DIRECTIONS FOR THIS TASK »
Will you write out the data exactly, excluding every picture?

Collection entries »
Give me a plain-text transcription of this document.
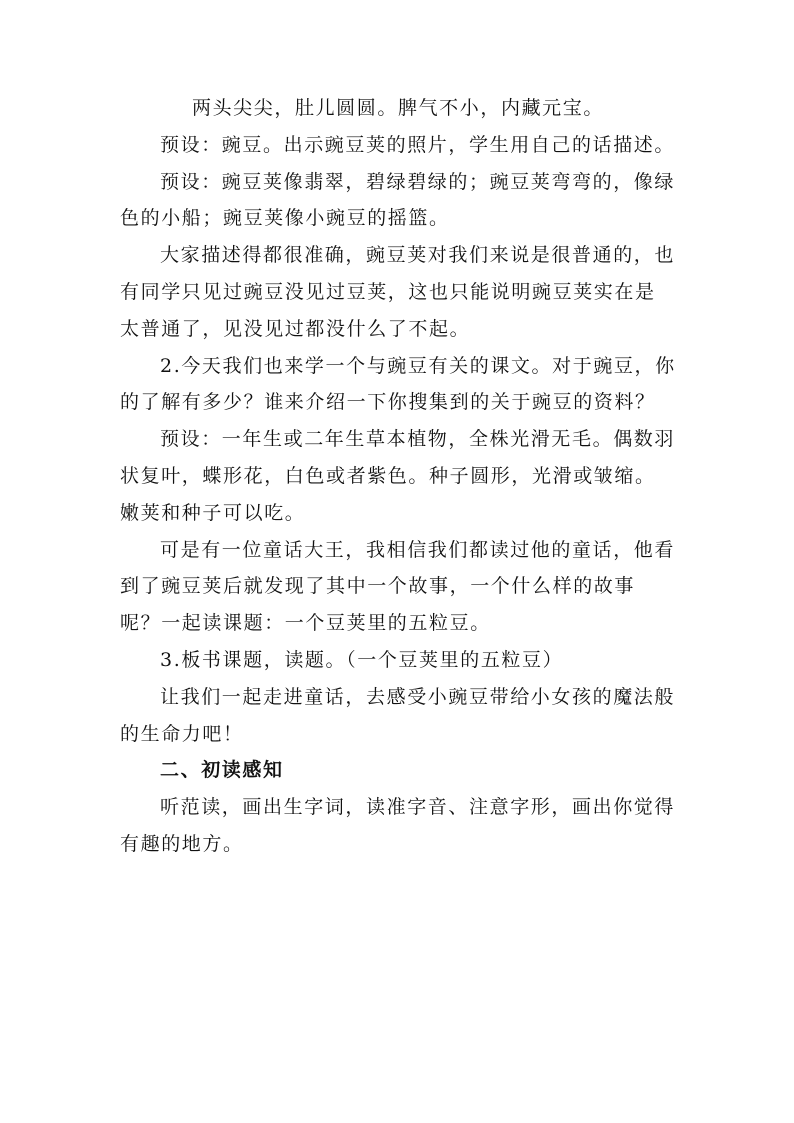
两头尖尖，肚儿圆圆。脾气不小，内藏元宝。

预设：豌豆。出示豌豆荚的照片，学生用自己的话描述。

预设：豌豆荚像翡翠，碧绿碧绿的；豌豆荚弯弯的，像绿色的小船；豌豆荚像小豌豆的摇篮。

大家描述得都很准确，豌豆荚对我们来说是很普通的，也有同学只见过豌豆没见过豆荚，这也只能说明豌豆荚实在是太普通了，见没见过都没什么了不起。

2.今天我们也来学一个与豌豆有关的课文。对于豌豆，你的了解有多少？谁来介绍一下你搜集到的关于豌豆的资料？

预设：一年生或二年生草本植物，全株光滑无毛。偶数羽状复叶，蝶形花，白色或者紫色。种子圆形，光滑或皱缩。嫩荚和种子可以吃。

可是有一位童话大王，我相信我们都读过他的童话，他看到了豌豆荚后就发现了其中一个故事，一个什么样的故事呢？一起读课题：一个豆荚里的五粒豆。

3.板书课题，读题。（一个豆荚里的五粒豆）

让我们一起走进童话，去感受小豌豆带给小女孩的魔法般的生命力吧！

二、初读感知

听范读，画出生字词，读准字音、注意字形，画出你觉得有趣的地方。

RESPONSE BELOW »
Give me a plain-text transcription of this document.
两头尖尖，肚儿圆圆。脾气不小，内藏元宝。

预设：豌豆。出示豌豆荚的照片，学生用自己的话描述。

预设：豌豆荚像翡翠，碧绿碧绿的；豌豆荚弯弯的，像绿色的小船；豌豆荚像小豌豆的摇篮。

大家描述得都很准确，豌豆荚对我们来说是很普通的，也有同学只见过豌豆没见过豆荚，这也只能说明豌豆荚实在是太普通了，见没见过都没什么了不起。

2.今天我们也来学一个与豌豆有关的课文。对于豌豆，你的了解有多少？谁来介绍一下你搜集到的关于豌豆的资料？

预设：一年生或二年生草本植物，全株光滑无毛。偶数羽状复叶，蝶形花，白色或者紫色。种子圆形，光滑或皱缩。嫩荚和种子可以吃。

可是有一位童话大王，我相信我们都读过他的童话，他看到了豌豆荚后就发现了其中一个故事，一个什么样的故事呢？一起读课题：一个豆荚里的五粒豆。

3.板书课题，读题。（一个豆荚里的五粒豆）

让我们一起走进童话，去感受小豌豆带给小女孩的魔法般的生命力吧！

二、初读感知

听范读，画出生字词，读准字音、注意字形，画出你觉得有趣的地方。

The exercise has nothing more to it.